Extracted material:
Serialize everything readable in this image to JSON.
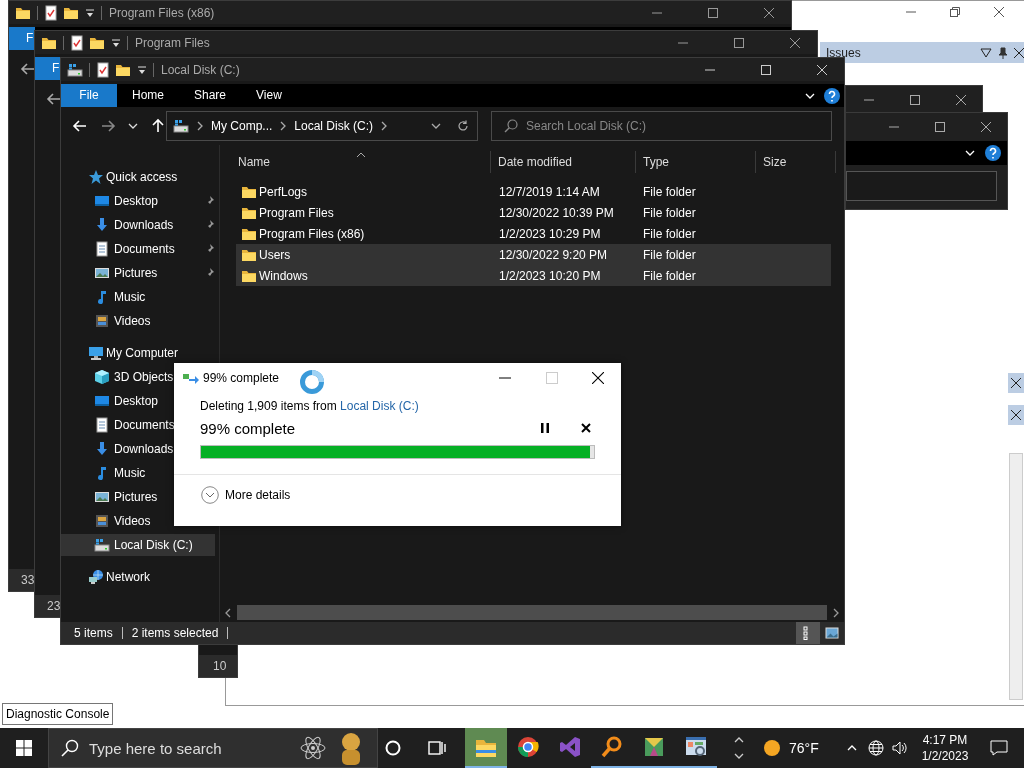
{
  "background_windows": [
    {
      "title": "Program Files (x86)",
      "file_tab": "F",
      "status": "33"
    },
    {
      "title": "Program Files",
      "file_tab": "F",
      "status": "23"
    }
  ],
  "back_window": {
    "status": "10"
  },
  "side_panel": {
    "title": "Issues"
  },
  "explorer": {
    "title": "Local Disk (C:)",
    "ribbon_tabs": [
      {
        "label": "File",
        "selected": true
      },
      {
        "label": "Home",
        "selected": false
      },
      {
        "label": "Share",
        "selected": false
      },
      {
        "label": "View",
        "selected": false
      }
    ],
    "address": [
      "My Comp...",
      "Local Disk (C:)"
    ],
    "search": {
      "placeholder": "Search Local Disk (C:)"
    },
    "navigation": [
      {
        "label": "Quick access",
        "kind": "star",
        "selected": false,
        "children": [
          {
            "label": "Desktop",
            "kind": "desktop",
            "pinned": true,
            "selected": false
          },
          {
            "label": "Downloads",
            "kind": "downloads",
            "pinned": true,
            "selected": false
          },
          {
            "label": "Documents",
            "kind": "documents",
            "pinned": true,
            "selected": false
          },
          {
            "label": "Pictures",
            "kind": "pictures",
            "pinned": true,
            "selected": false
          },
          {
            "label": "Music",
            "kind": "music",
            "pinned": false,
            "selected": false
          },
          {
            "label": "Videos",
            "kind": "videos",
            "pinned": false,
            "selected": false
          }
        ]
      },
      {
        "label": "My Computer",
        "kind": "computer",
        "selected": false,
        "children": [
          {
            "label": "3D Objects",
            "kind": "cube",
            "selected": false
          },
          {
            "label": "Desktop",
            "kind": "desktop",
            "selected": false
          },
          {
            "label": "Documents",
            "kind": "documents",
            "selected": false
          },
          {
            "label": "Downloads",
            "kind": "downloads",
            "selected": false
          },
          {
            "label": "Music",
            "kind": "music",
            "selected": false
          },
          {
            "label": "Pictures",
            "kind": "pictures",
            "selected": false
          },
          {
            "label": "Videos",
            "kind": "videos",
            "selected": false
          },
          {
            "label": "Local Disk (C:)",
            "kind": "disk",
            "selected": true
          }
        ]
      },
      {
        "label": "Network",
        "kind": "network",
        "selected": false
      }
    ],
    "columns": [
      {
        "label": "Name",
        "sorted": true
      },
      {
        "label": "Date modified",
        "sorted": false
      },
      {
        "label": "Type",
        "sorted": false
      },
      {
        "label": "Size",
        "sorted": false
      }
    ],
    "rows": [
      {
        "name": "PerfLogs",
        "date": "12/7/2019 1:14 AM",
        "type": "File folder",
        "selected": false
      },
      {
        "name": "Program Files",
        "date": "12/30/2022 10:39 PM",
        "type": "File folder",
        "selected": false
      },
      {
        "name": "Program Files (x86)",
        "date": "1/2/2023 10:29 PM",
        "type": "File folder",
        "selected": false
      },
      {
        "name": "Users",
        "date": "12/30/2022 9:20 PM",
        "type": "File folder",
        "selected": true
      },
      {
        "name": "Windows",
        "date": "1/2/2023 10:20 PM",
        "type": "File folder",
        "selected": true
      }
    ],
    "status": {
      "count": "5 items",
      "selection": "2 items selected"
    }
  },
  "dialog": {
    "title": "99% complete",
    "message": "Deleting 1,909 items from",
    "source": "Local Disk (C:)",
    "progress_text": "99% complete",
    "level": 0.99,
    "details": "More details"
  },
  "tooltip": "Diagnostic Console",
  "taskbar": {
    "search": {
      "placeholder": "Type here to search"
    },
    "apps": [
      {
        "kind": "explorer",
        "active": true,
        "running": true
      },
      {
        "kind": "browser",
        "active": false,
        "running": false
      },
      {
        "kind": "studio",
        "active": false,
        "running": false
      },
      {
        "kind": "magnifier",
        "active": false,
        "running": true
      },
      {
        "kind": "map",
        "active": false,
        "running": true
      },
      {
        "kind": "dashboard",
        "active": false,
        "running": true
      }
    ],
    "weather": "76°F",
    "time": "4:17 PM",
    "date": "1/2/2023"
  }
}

What you are asked to do: Every record above must be given again exactly; drop the pictures.

Output for this exercise:
Serialize everything readable in this image to JSON.
{
  "background_windows": [
    {
      "title": "Program Files (x86)",
      "file_tab": "F",
      "status": "33"
    },
    {
      "title": "Program Files",
      "file_tab": "F",
      "status": "23"
    }
  ],
  "back_window": {
    "status": "10"
  },
  "side_panel": {
    "title": "Issues"
  },
  "explorer": {
    "title": "Local Disk (C:)",
    "ribbon_tabs": [
      {
        "label": "File",
        "selected": true
      },
      {
        "label": "Home",
        "selected": false
      },
      {
        "label": "Share",
        "selected": false
      },
      {
        "label": "View",
        "selected": false
      }
    ],
    "address": [
      "My Comp...",
      "Local Disk (C:)"
    ],
    "search": {
      "placeholder": "Search Local Disk (C:)"
    },
    "navigation": [
      {
        "label": "Quick access",
        "kind": "star",
        "selected": false,
        "children": [
          {
            "label": "Desktop",
            "kind": "desktop",
            "pinned": true,
            "selected": false
          },
          {
            "label": "Downloads",
            "kind": "downloads",
            "pinned": true,
            "selected": false
          },
          {
            "label": "Documents",
            "kind": "documents",
            "pinned": true,
            "selected": false
          },
          {
            "label": "Pictures",
            "kind": "pictures",
            "pinned": true,
            "selected": false
          },
          {
            "label": "Music",
            "kind": "music",
            "pinned": false,
            "selected": false
          },
          {
            "label": "Videos",
            "kind": "videos",
            "pinned": false,
            "selected": false
          }
        ]
      },
      {
        "label": "My Computer",
        "kind": "computer",
        "selected": false,
        "children": [
          {
            "label": "3D Objects",
            "kind": "cube",
            "selected": false
          },
          {
            "label": "Desktop",
            "kind": "desktop",
            "selected": false
          },
          {
            "label": "Documents",
            "kind": "documents",
            "selected": false
          },
          {
            "label": "Downloads",
            "kind": "downloads",
            "selected": false
          },
          {
            "label": "Music",
            "kind": "music",
            "selected": false
          },
          {
            "label": "Pictures",
            "kind": "pictures",
            "selected": false
          },
          {
            "label": "Videos",
            "kind": "videos",
            "selected": false
          },
          {
            "label": "Local Disk (C:)",
            "kind": "disk",
            "selected": true
          }
        ]
      },
      {
        "label": "Network",
        "kind": "network",
        "selected": false
      }
    ],
    "columns": [
      {
        "label": "Name",
        "sorted": true
      },
      {
        "label": "Date modified",
        "sorted": false
      },
      {
        "label": "Type",
        "sorted": false
      },
      {
        "label": "Size",
        "sorted": false
      }
    ],
    "rows": [
      {
        "name": "PerfLogs",
        "date": "12/7/2019 1:14 AM",
        "type": "File folder",
        "selected": false
      },
      {
        "name": "Program Files",
        "date": "12/30/2022 10:39 PM",
        "type": "File folder",
        "selected": false
      },
      {
        "name": "Program Files (x86)",
        "date": "1/2/2023 10:29 PM",
        "type": "File folder",
        "selected": false
      },
      {
        "name": "Users",
        "date": "12/30/2022 9:20 PM",
        "type": "File folder",
        "selected": true
      },
      {
        "name": "Windows",
        "date": "1/2/2023 10:20 PM",
        "type": "File folder",
        "selected": true
      }
    ],
    "status": {
      "count": "5 items",
      "selection": "2 items selected"
    }
  },
  "dialog": {
    "title": "99% complete",
    "message": "Deleting 1,909 items from",
    "source": "Local Disk (C:)",
    "progress_text": "99% complete",
    "level": 0.99,
    "details": "More details"
  },
  "tooltip": "Diagnostic Console",
  "taskbar": {
    "search": {
      "placeholder": "Type here to search"
    },
    "apps": [
      {
        "kind": "explorer",
        "active": true,
        "running": true
      },
      {
        "kind": "browser",
        "active": false,
        "running": false
      },
      {
        "kind": "studio",
        "active": false,
        "running": false
      },
      {
        "kind": "magnifier",
        "active": false,
        "running": true
      },
      {
        "kind": "map",
        "active": false,
        "running": true
      },
      {
        "kind": "dashboard",
        "active": false,
        "running": true
      }
    ],
    "weather": "76°F",
    "time": "4:17 PM",
    "date": "1/2/2023"
  }
}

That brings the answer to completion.